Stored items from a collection
=-=-=

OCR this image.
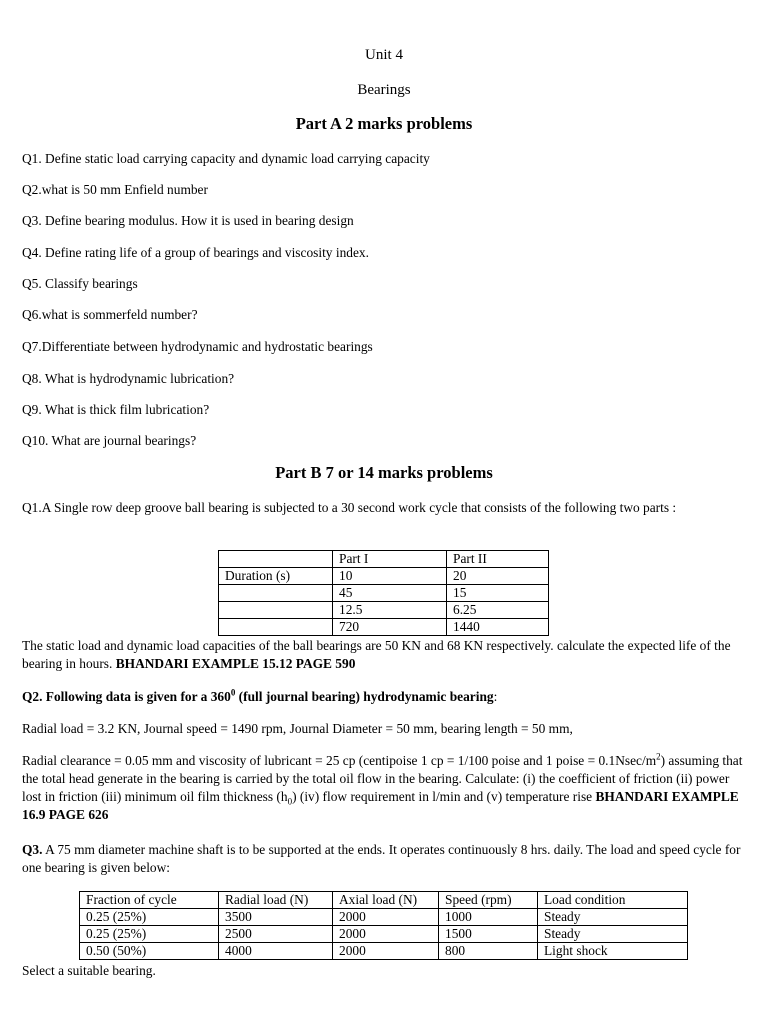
Unit 4
Bearings
Part A 2 marks problems

Q1. Define static load carrying capacity and dynamic load carrying capacity

Q2.what is 50 mm Enfield number

Q3. Define bearing modulus. How it is used in bearing design

Q4. Define rating life of a group of bearings and viscosity index.

Q5. Classify bearings

Q6.what is sommerfeld number?

Q7.Differentiate between hydrodynamic and hydrostatic bearings

Q8. What is hydrodynamic lubrication?

Q9. What is thick film lubrication?

Q10. What are journal bearings?

Part B 7 or 14 marks problems

Q1.A Single row deep groove ball bearing is subjected to a 30 second work cycle that consists of the following two parts :

	Part I	Part II
Duration (s)	10	20
	45	15
	12.5	6.25
	720	1440

The static load and dynamic load capacities of the ball bearings are 50 KN and 68 KN respectively. calculate the expected life of the bearing in hours. BHANDARI EXAMPLE 15.12 PAGE 590

Q2. Following data is given for a $360^0$ (full journal bearing) hydrodynamic bearing:

Radial load = 3.2 KN, Journal speed = 1490 rpm, Journal Diameter = 50 mm, bearing length = 50 mm,

Radial clearance = 0.05 mm and viscosity of lubricant = 25 cp (centipoise 1 cp = 1/100 poise and 1 poise = $0.1Nsec/m^2$) assuming that the total head generate in the bearing is carried by the total oil flow in the bearing. Calculate: (i) the coefficient of friction (ii) power lost in friction (iii) minimum oil film thickness $(h_0)$ (iv) flow requirement in l/min and (v) temperature rise BHANDARI EXAMPLE 16.9 PAGE 626

Q3. A 75 mm diameter machine shaft is to be supported at the ends. It operates continuously 8 hrs. daily. The load and speed cycle for one bearing is given below:

Fraction of cycle	Radial load (N)	Axial load (N)	Speed (rpm)	Load condition
0.25 (25%)	3500	2000	1000	Steady
0.25 (25%)	2500	2000	1500	Steady
0.50 (50%)	4000	2000	800	Light shock

Select a suitable bearing.
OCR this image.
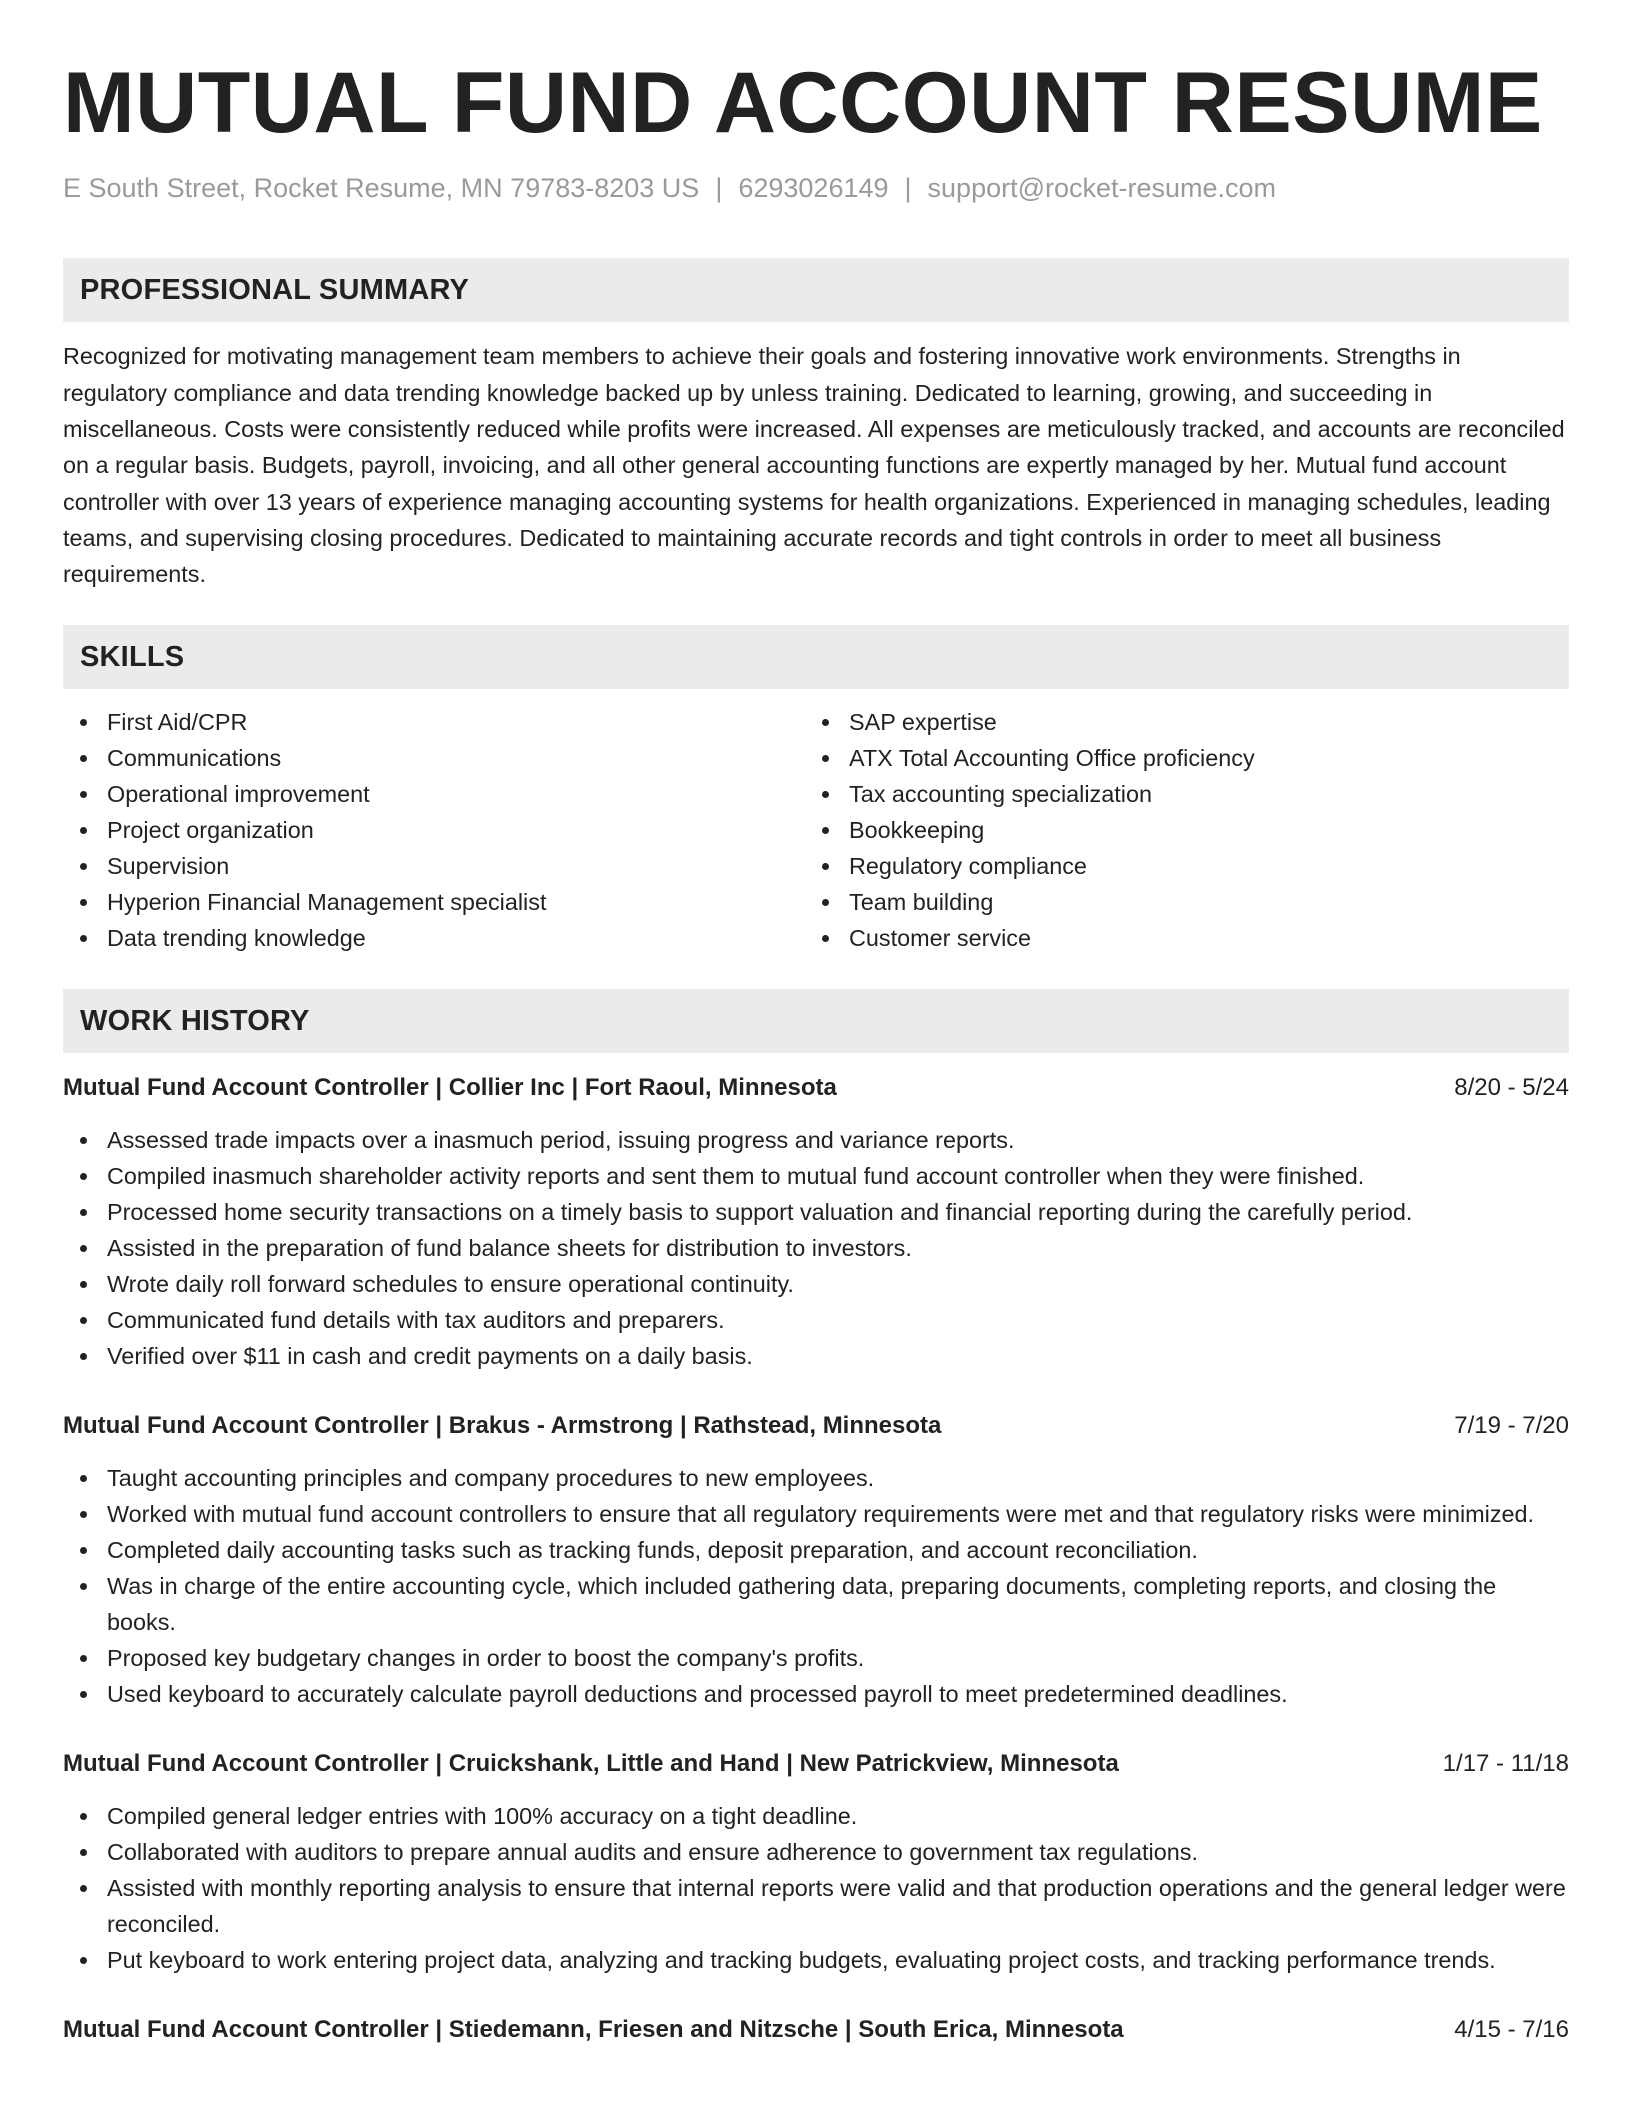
MUTUAL FUND ACCOUNT RESUME
E South Street, Rocket Resume, MN 79783-8203 US | 6293026149 | support@rocket-resume.com
PROFESSIONAL SUMMARY
Recognized for motivating management team members to achieve their goals and fostering innovative work environments. Strengths in regulatory compliance and data trending knowledge backed up by unless training. Dedicated to learning, growing, and succeeding in miscellaneous. Costs were consistently reduced while profits were increased. All expenses are meticulously tracked, and accounts are reconciled on a regular basis. Budgets, payroll, invoicing, and all other general accounting functions are expertly managed by her. Mutual fund account controller with over 13 years of experience managing accounting systems for health organizations. Experienced in managing schedules, leading teams, and supervising closing procedures. Dedicated to maintaining accurate records and tight controls in order to meet all business requirements.
SKILLS
First Aid/CPR
Communications
Operational improvement
Project organization
Supervision
Hyperion Financial Management specialist
Data trending knowledge
SAP expertise
ATX Total Accounting Office proficiency
Tax accounting specialization
Bookkeeping
Regulatory compliance
Team building
Customer service
WORK HISTORY
Mutual Fund Account Controller | Collier Inc | Fort Raoul, Minnesota	8/20 - 5/24
Assessed trade impacts over a inasmuch period, issuing progress and variance reports.
Compiled inasmuch shareholder activity reports and sent them to mutual fund account controller when they were finished.
Processed home security transactions on a timely basis to support valuation and financial reporting during the carefully period.
Assisted in the preparation of fund balance sheets for distribution to investors.
Wrote daily roll forward schedules to ensure operational continuity.
Communicated fund details with tax auditors and preparers.
Verified over $11 in cash and credit payments on a daily basis.
Mutual Fund Account Controller | Brakus - Armstrong | Rathstead, Minnesota	7/19 - 7/20
Taught accounting principles and company procedures to new employees.
Worked with mutual fund account controllers to ensure that all regulatory requirements were met and that regulatory risks were minimized.
Completed daily accounting tasks such as tracking funds, deposit preparation, and account reconciliation.
Was in charge of the entire accounting cycle, which included gathering data, preparing documents, completing reports, and closing the books.
Proposed key budgetary changes in order to boost the company's profits.
Used keyboard to accurately calculate payroll deductions and processed payroll to meet predetermined deadlines.
Mutual Fund Account Controller | Cruickshank, Little and Hand | New Patrickview, Minnesota	1/17 - 11/18
Compiled general ledger entries with 100% accuracy on a tight deadline.
Collaborated with auditors to prepare annual audits and ensure adherence to government tax regulations.
Assisted with monthly reporting analysis to ensure that internal reports were valid and that production operations and the general ledger were reconciled.
Put keyboard to work entering project data, analyzing and tracking budgets, evaluating project costs, and tracking performance trends.
Mutual Fund Account Controller | Stiedemann, Friesen and Nitzsche | South Erica, Minnesota	4/15 - 7/16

=-=-=

Scan the material line by line and report each one that contains "requirements".

Recognized for motivating management team members to achieve their goals and fostering innovative work environments. Strengths in regulatory compliance and data trending knowledge backed up by unless training. Dedicated to learning, growing, and succeeding in miscellaneous. Costs were consistently reduced while profits were increased. All expenses are meticulously tracked, and accounts are reconciled on a regular basis. Budgets, payroll, invoicing, and all other general accounting functions are expertly managed by her. Mutual fund account controller with over 13 years of experience managing accounting systems for health organizations. Experienced in managing schedules, leading teams, and supervising closing procedures. Dedicated to maintaining accurate records and tight controls in order to meet all business requirements.
Worked with mutual fund account controllers to ensure that all regulatory requirements were met and that regulatory risks were minimized.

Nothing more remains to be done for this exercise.